WHAT THE TASK REQUIRES:
Copy the data that follows exactly. Include no pictures.

EXTRACTED ENTRIES:
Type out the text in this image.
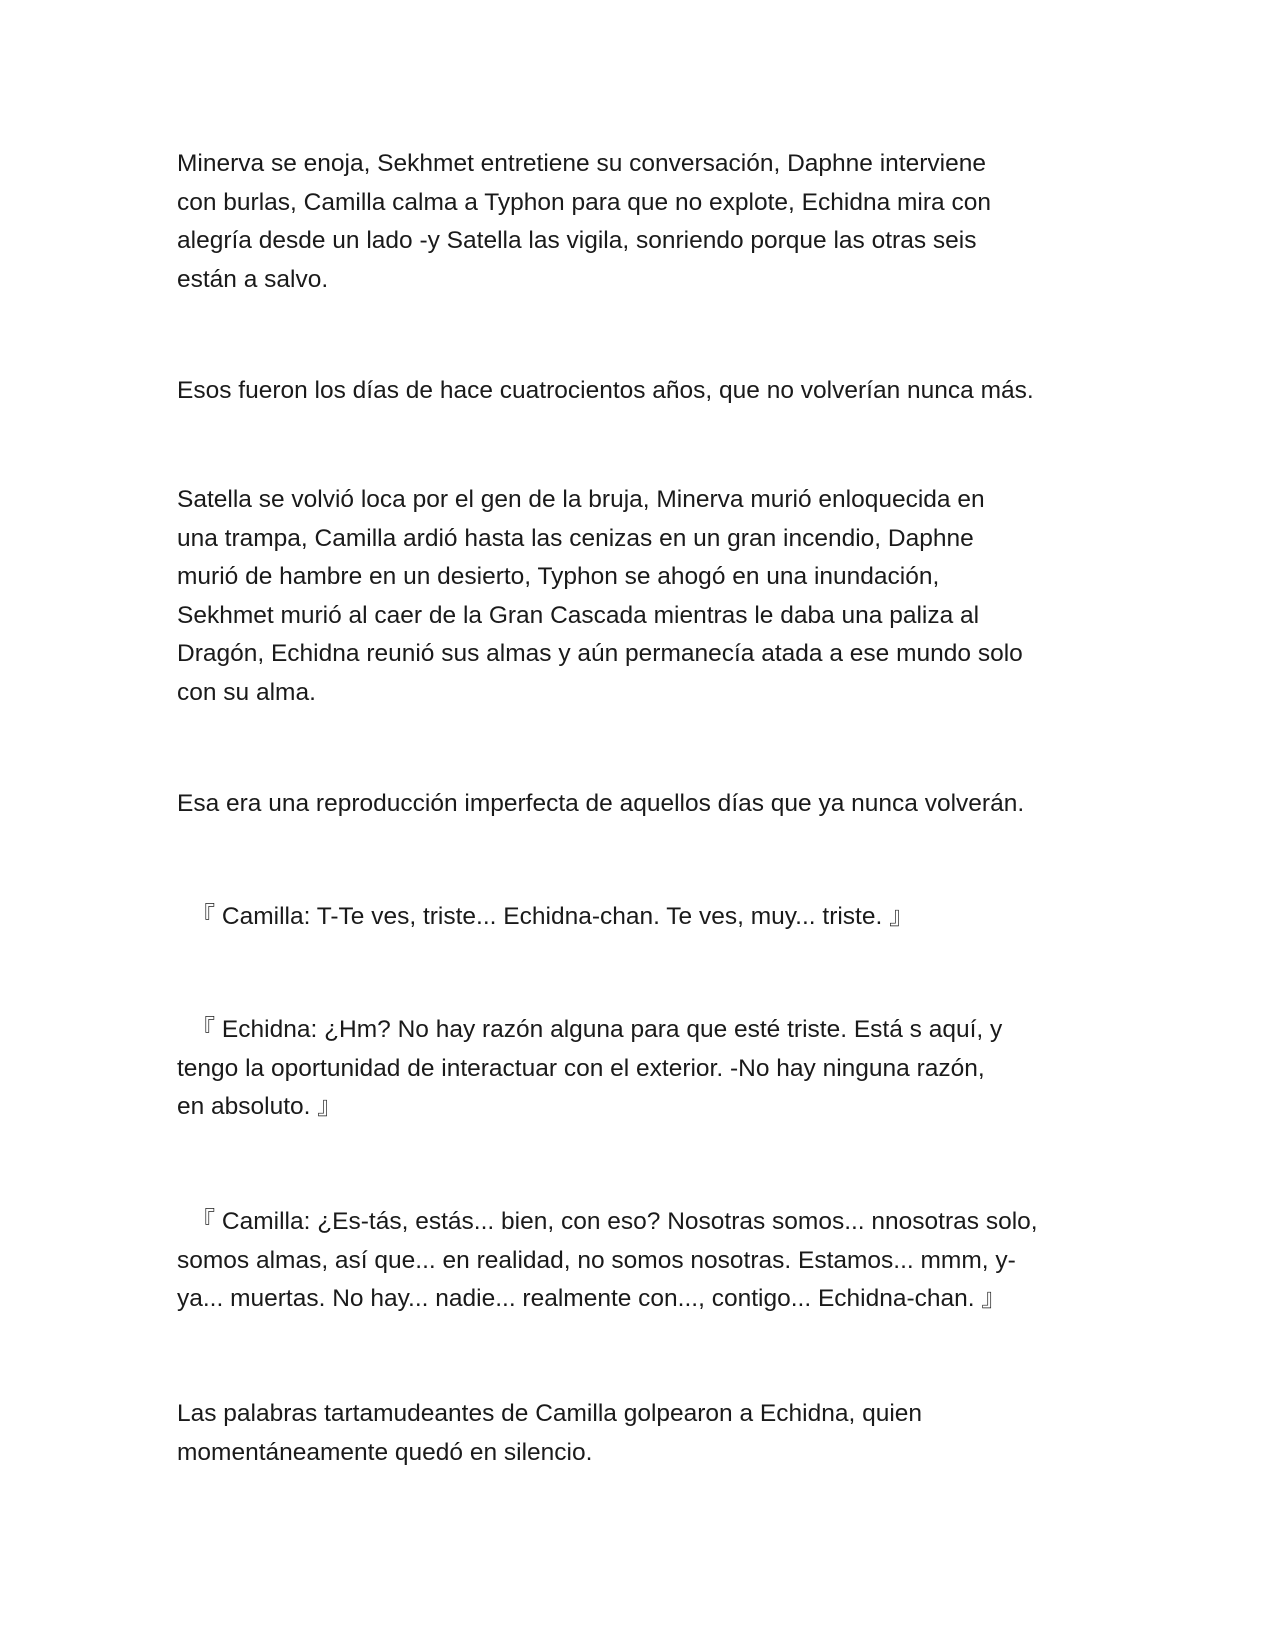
Minerva se enoja, Sekhmet entretiene su conversación, Daphne interviene
con burlas, Camilla calma a Typhon para que no explote, Echidna mira con
alegría desde un lado -y Satella las vigila, sonriendo porque las otras seis
están a salvo.

Esos fueron los días de hace cuatrocientos años, que no volverían nunca más.

Satella se volvió loca por el gen de la bruja, Minerva murió enloquecida en
una trampa, Camilla ardió hasta las cenizas en un gran incendio, Daphne
murió de hambre en un desierto, Typhon se ahogó en una inundación,
Sekhmet murió al caer de la Gran Cascada mientras le daba una paliza al
Dragón, Echidna reunió sus almas y aún permanecía atada a ese mundo solo
con su alma.

Esa era una reproducción imperfecta de aquellos días que ya nunca volverán.

『 Camilla: T-Te ves, triste... Echidna-chan. Te ves, muy... triste. 』

『 Echidna: ¿Hm? No hay razón alguna para que esté triste. Está s aquí, y
tengo la oportunidad de interactuar con el exterior. -No hay ninguna razón,
en absoluto. 』

『 Camilla: ¿Es-tás, estás... bien, con eso? Nosotras somos... nnosotras solo,
somos almas, así que... en realidad, no somos nosotras. Estamos... mmm, y-
ya... muertas. No hay... nadie... realmente con..., contigo... Echidna-chan. 』

Las palabras tartamudeantes de Camilla golpearon a Echidna, quien
momentáneamente quedó en silencio.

RESULT FOR THIS EXERCISE:
Type out the text in this image.
Minerva se enoja, Sekhmet entretiene su conversación, Daphne interviene
con burlas, Camilla calma a Typhon para que no explote, Echidna mira con
alegría desde un lado -y Satella las vigila, sonriendo porque las otras seis
están a salvo.

Esos fueron los días de hace cuatrocientos años, que no volverían nunca más.

Satella se volvió loca por el gen de la bruja, Minerva murió enloquecida en
una trampa, Camilla ardió hasta las cenizas en un gran incendio, Daphne
murió de hambre en un desierto, Typhon se ahogó en una inundación,
Sekhmet murió al caer de la Gran Cascada mientras le daba una paliza al
Dragón, Echidna reunió sus almas y aún permanecía atada a ese mundo solo
con su alma.

Esa era una reproducción imperfecta de aquellos días que ya nunca volverán.

『 Camilla: T-Te ves, triste... Echidna-chan. Te ves, muy... triste. 』

『 Echidna: ¿Hm? No hay razón alguna para que esté triste. Está s aquí, y
tengo la oportunidad de interactuar con el exterior. -No hay ninguna razón,
en absoluto. 』

『 Camilla: ¿Es-tás, estás... bien, con eso? Nosotras somos... nnosotras solo,
somos almas, así que... en realidad, no somos nosotras. Estamos... mmm, y-
ya... muertas. No hay... nadie... realmente con..., contigo... Echidna-chan. 』

Las palabras tartamudeantes de Camilla golpearon a Echidna, quien
momentáneamente quedó en silencio.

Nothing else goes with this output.